==== Data for the task ====
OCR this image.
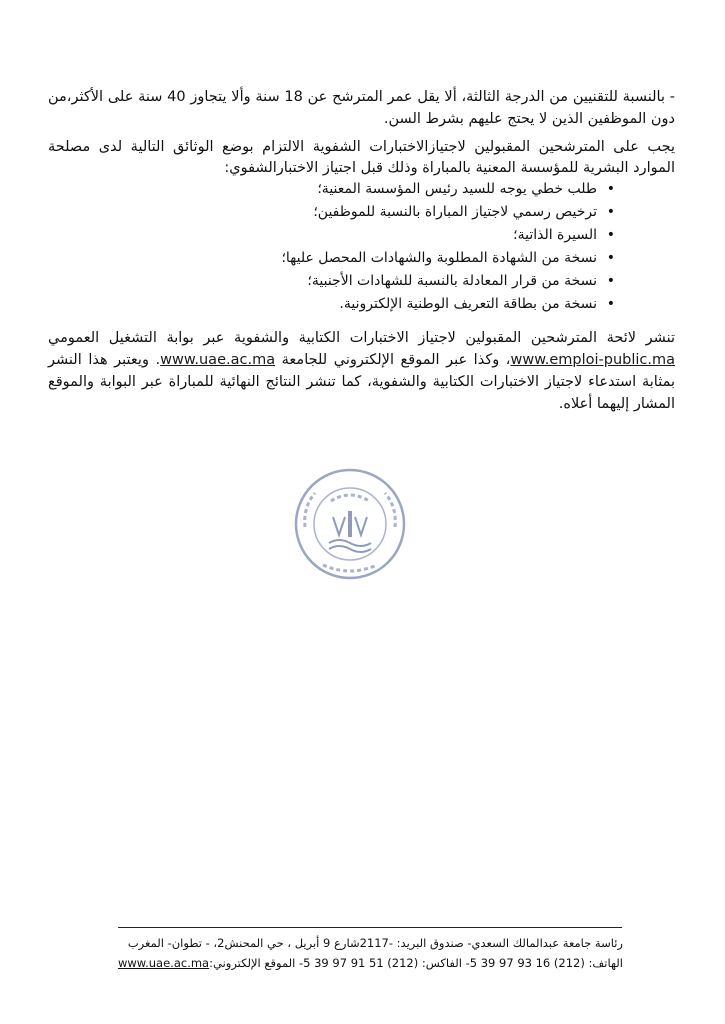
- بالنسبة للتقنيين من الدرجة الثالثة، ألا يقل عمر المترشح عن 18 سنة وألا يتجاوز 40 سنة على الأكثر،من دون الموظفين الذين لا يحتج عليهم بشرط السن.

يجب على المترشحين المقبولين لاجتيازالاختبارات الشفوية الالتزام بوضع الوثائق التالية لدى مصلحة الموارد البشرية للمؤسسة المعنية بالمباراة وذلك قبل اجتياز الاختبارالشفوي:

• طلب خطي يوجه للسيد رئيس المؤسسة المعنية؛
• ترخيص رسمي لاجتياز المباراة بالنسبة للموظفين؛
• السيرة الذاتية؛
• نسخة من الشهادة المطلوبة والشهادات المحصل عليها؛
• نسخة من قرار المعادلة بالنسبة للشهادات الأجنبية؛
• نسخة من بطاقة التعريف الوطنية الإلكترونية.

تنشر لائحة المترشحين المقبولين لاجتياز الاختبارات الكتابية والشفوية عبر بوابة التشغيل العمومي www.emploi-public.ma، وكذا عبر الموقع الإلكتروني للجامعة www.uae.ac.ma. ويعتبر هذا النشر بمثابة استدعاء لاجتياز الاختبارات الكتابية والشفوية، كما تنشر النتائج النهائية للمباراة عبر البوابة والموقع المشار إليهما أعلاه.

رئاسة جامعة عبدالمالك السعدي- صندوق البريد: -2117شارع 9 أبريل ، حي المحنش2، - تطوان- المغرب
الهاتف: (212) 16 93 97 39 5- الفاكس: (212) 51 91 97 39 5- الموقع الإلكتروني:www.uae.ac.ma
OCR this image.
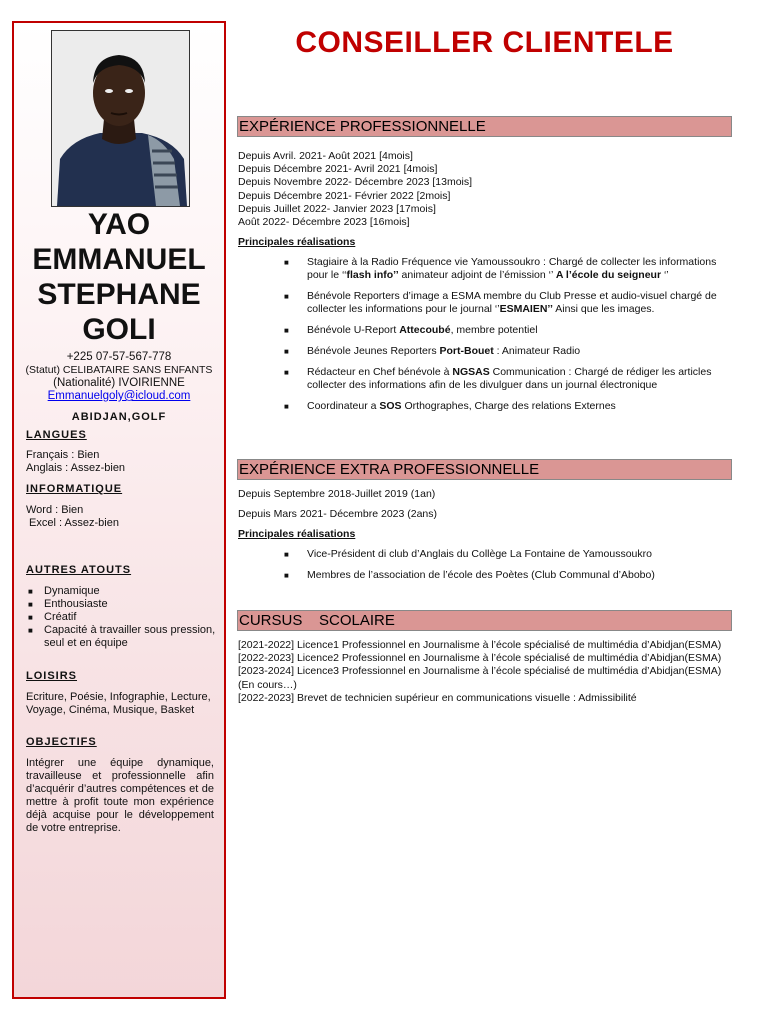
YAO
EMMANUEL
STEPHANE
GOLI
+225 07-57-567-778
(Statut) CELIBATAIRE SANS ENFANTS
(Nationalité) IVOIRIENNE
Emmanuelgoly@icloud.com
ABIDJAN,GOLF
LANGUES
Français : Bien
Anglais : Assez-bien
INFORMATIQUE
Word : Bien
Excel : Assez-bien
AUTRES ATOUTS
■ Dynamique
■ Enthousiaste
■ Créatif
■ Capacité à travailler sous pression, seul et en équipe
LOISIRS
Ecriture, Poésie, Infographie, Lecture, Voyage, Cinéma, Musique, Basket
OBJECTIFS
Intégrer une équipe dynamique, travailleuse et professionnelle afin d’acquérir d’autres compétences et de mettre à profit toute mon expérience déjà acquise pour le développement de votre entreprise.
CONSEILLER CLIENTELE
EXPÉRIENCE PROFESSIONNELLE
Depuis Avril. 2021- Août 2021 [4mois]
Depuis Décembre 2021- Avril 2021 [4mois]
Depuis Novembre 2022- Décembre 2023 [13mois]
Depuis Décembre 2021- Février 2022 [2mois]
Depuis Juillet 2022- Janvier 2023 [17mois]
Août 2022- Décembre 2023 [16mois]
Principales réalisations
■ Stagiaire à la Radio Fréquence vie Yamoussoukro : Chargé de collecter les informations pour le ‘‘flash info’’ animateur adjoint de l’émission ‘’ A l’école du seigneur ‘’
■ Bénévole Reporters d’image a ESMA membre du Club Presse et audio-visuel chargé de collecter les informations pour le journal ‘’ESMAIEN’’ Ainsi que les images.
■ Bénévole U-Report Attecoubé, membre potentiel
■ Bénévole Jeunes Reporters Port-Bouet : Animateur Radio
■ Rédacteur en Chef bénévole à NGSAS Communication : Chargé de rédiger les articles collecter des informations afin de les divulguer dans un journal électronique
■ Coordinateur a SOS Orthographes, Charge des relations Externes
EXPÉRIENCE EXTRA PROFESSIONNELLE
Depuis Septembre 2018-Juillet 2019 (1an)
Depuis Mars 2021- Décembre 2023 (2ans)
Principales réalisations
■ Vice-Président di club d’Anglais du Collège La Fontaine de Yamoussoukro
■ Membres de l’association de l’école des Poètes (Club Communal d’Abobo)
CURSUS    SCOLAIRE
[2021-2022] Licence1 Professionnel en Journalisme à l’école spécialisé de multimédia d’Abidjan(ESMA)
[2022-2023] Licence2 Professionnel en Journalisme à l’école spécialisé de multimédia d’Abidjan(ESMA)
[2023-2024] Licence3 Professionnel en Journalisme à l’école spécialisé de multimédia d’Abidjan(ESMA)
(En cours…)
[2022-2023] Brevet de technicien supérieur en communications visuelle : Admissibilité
====
Required task =>
Output the records above exactly as they are, leaving out the pictures.

Solution to this task =>
OCR this image.
- بالنسبة للتقنيين من الدرجة الثالثة، ألا يقل عمر المترشح عن 18 سنة وألا يتجاوز 40 سنة على الأكثر،من دون الموظفين الذين لا يحتج عليهم بشرط السن.

يجب على المترشحين المقبولين لاجتيازالاختبارات الشفوية الالتزام بوضع الوثائق التالية لدى مصلحة الموارد البشرية للمؤسسة المعنية بالمباراة وذلك قبل اجتياز الاختبارالشفوي:

• طلب خطي يوجه للسيد رئيس المؤسسة المعنية؛
• ترخيص رسمي لاجتياز المباراة بالنسبة للموظفين؛
• السيرة الذاتية؛
• نسخة من الشهادة المطلوبة والشهادات المحصل عليها؛
• نسخة من قرار المعادلة بالنسبة للشهادات الأجنبية؛
• نسخة من بطاقة التعريف الوطنية الإلكترونية.

تنشر لائحة المترشحين المقبولين لاجتياز الاختبارات الكتابية والشفوية عبر بوابة التشغيل العمومي www.emploi-public.ma، وكذا عبر الموقع الإلكتروني للجامعة www.uae.ac.ma. ويعتبر هذا النشر بمثابة استدعاء لاجتياز الاختبارات الكتابية والشفوية، كما تنشر النتائج النهائية للمباراة عبر البوابة والموقع المشار إليهما أعلاه.

رئاسة جامعة عبدالمالك السعدي- صندوق البريد: -2117شارع 9 أبريل ، حي المحنش2، - تطوان- المغرب
الهاتف: (212) 16 93 97 39 5- الفاكس: (212) 51 91 97 39 5- الموقع الإلكتروني:www.uae.ac.ma
OCR this image.
YAO
EMMANUEL
STEPHANE
GOLI
+225 07-57-567-778
(Statut) CELIBATAIRE SANS ENFANTS
(Nationalité) IVOIRIENNE
Emmanuelgoly@icloud.com
ABIDJAN,GOLF
LANGUES
Français : Bien
Anglais : Assez-bien
INFORMATIQUE
Word : Bien
Excel : Assez-bien
AUTRES ATOUTS
■ Dynamique
■ Enthousiaste
■ Créatif
■ Capacité à travailler sous pression, seul et en équipe
LOISIRS
Ecriture, Poésie, Infographie, Lecture, Voyage, Cinéma, Musique, Basket
OBJECTIFS
Intégrer une équipe dynamique, travailleuse et professionnelle afin d’acquérir d’autres compétences et de mettre à profit toute mon expérience déjà acquise pour le développement de votre entreprise.
CONSEILLER CLIENTELE
EXPÉRIENCE PROFESSIONNELLE
Depuis Avril. 2021- Août 2021 [4mois]
Depuis Décembre 2021- Avril 2021 [4mois]
Depuis Novembre 2022- Décembre 2023 [13mois]
Depuis Décembre 2021- Février 2022 [2mois]
Depuis Juillet 2022- Janvier 2023 [17mois]
Août 2022- Décembre 2023 [16mois]
Principales réalisations
■ Stagiaire à la Radio Fréquence vie Yamoussoukro : Chargé de collecter les informations pour le ‘‘flash info’’ animateur adjoint de l’émission ‘’ A l’école du seigneur ‘’
■ Bénévole Reporters d’image a ESMA membre du Club Presse et audio-visuel chargé de collecter les informations pour le journal ‘’ESMAIEN’’ Ainsi que les images.
■ Bénévole U-Report Attecoubé, membre potentiel
■ Bénévole Jeunes Reporters Port-Bouet : Animateur Radio
■ Rédacteur en Chef bénévole à NGSAS Communication : Chargé de rédiger les articles collecter des informations afin de les divulguer dans un journal électronique
■ Coordinateur a SOS Orthographes, Charge des relations Externes
EXPÉRIENCE EXTRA PROFESSIONNELLE
Depuis Septembre 2018-Juillet 2019 (1an)
Depuis Mars 2021- Décembre 2023 (2ans)
Principales réalisations
■ Vice-Président di club d’Anglais du Collège La Fontaine de Yamoussoukro
■ Membres de l’association de l’école des Poètes (Club Communal d’Abobo)
CURSUS    SCOLAIRE
[2021-2022] Licence1 Professionnel en Journalisme à l’école spécialisé de multimédia d’Abidjan(ESMA)
[2022-2023] Licence2 Professionnel en Journalisme à l’école spécialisé de multimédia d’Abidjan(ESMA)
[2023-2024] Licence3 Professionnel en Journalisme à l’école spécialisé de multimédia d’Abidjan(ESMA)
(En cours…)
[2022-2023] Brevet de technicien supérieur en communications visuelle : Admissibilité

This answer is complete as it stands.